Pull every line containing "text" out of the material below.

++++ EXERCISE INPUTS

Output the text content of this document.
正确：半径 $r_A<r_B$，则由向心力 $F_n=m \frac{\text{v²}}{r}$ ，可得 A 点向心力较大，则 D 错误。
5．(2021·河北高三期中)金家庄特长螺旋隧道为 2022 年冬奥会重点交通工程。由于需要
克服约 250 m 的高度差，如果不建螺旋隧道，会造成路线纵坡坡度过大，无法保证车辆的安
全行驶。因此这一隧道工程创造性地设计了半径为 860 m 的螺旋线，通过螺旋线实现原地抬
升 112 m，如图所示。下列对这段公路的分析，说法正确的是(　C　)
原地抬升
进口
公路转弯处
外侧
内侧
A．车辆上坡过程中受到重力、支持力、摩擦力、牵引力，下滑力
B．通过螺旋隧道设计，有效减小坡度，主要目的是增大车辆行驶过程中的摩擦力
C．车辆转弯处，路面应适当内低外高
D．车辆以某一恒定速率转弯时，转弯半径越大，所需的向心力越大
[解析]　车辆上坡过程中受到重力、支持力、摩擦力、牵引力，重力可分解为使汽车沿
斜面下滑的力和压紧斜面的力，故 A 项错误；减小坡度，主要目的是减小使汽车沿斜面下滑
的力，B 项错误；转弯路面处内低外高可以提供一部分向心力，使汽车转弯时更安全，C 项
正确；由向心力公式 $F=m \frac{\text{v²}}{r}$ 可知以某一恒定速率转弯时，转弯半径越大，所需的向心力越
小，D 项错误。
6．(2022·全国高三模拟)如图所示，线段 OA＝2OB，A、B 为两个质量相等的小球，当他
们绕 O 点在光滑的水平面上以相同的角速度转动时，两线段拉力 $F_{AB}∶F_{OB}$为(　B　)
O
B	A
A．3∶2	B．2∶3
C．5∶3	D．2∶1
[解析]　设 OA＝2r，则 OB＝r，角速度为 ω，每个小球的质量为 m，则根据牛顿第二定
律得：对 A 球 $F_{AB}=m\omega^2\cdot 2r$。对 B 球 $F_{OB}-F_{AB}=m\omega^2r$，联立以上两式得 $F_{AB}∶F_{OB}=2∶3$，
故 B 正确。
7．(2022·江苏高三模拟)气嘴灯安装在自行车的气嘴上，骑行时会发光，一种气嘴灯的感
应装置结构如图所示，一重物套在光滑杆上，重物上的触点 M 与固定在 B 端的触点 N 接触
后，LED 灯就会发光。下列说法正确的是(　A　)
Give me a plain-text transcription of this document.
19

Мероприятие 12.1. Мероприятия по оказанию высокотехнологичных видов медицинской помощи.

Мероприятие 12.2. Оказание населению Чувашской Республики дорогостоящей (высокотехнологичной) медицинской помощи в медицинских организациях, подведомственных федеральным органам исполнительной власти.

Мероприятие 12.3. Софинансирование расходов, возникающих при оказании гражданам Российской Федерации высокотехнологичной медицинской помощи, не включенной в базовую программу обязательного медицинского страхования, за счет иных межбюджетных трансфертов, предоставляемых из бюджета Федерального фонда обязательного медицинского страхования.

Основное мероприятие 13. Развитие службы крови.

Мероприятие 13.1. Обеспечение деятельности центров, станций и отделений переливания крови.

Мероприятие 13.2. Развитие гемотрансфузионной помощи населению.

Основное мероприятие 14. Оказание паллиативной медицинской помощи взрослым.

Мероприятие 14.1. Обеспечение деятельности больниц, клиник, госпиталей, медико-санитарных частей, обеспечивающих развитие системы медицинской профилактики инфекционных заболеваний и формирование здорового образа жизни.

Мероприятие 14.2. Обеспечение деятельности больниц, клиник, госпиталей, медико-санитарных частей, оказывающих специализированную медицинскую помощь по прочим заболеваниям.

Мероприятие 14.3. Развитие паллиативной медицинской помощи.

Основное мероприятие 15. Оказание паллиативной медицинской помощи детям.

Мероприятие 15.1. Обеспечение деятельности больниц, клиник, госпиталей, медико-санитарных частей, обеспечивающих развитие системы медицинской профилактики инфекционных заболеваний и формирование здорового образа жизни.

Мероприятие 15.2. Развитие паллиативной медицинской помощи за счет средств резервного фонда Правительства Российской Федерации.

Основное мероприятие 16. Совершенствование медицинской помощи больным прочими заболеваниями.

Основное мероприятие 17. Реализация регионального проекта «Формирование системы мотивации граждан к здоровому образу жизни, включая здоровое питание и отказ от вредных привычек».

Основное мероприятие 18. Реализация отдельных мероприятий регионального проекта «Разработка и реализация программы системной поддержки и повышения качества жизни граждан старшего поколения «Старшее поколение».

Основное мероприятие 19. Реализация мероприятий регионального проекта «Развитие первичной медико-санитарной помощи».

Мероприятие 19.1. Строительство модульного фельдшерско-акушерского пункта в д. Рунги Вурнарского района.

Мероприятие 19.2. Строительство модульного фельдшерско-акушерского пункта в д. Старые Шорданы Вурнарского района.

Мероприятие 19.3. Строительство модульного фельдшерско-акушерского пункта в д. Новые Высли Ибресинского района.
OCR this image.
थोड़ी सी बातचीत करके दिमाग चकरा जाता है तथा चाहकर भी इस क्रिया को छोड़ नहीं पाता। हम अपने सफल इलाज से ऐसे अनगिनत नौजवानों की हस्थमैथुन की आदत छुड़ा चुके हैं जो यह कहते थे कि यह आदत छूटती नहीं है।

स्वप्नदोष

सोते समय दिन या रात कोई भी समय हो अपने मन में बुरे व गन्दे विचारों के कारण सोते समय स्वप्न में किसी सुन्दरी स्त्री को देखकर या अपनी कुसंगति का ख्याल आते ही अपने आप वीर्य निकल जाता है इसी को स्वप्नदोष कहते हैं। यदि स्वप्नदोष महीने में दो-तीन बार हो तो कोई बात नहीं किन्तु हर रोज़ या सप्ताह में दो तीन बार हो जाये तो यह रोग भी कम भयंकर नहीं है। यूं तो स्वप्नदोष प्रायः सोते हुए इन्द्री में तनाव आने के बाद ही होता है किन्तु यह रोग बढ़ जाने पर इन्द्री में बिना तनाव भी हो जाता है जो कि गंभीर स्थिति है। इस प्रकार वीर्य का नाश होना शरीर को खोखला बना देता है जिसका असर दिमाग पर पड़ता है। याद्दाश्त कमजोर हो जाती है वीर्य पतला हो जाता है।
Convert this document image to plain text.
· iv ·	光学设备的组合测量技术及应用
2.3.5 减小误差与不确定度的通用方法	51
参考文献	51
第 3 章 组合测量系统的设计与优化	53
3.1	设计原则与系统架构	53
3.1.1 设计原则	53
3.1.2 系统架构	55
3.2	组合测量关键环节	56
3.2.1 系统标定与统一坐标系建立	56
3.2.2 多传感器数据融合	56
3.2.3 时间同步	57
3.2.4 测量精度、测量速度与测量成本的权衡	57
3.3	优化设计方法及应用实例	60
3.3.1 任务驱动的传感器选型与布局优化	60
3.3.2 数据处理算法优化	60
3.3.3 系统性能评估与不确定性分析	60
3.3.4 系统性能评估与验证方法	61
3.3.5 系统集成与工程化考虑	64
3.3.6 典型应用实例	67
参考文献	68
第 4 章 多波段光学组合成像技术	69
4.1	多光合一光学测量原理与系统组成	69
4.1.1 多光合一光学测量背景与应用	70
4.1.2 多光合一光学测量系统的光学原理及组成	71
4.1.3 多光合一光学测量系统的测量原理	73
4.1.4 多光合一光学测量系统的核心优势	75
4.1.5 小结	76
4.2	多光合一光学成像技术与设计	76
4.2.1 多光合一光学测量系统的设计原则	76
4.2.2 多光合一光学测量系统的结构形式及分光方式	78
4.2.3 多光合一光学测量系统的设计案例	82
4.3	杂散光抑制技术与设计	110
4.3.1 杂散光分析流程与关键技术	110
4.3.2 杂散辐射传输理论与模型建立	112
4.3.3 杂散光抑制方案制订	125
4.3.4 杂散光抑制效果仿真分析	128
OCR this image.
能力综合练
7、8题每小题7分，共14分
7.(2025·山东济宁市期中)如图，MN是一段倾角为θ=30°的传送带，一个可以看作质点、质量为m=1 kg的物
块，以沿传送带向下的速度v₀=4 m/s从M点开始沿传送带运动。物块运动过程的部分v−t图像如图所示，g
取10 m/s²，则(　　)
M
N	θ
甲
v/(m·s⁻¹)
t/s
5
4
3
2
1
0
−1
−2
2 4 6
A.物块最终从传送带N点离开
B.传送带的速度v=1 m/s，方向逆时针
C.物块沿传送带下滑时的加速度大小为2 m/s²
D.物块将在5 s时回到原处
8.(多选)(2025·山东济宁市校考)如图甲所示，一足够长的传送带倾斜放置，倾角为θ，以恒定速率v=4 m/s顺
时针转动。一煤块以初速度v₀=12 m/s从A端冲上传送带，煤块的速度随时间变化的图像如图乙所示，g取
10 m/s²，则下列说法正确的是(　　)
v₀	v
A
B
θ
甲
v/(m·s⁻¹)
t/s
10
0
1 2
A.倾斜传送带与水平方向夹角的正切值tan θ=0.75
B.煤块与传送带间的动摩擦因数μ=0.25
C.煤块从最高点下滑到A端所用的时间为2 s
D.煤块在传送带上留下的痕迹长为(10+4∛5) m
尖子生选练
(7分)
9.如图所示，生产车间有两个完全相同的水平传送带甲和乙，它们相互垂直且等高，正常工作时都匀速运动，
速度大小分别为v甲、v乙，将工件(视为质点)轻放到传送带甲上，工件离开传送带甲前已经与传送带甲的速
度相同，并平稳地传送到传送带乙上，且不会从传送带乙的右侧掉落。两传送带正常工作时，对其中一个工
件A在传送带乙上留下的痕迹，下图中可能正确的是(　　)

++++++++

[SOLUTION FOR THIS EXERCISE]:
Output the text content of this document.
正确：半径 $r_A<r_B$，则由向心力 $F_n=m \frac{\text{v²}}{r}$ ，可得 A 点向心力较大，则 D 错误。
正确；由向心力公式 $F=m \frac{\text{v²}}{r}$ 可知以某一恒定速率转弯时，转弯半径越大，所需的向心力越
Give me a plain-text transcription of this document.
Convert this document image to plain text.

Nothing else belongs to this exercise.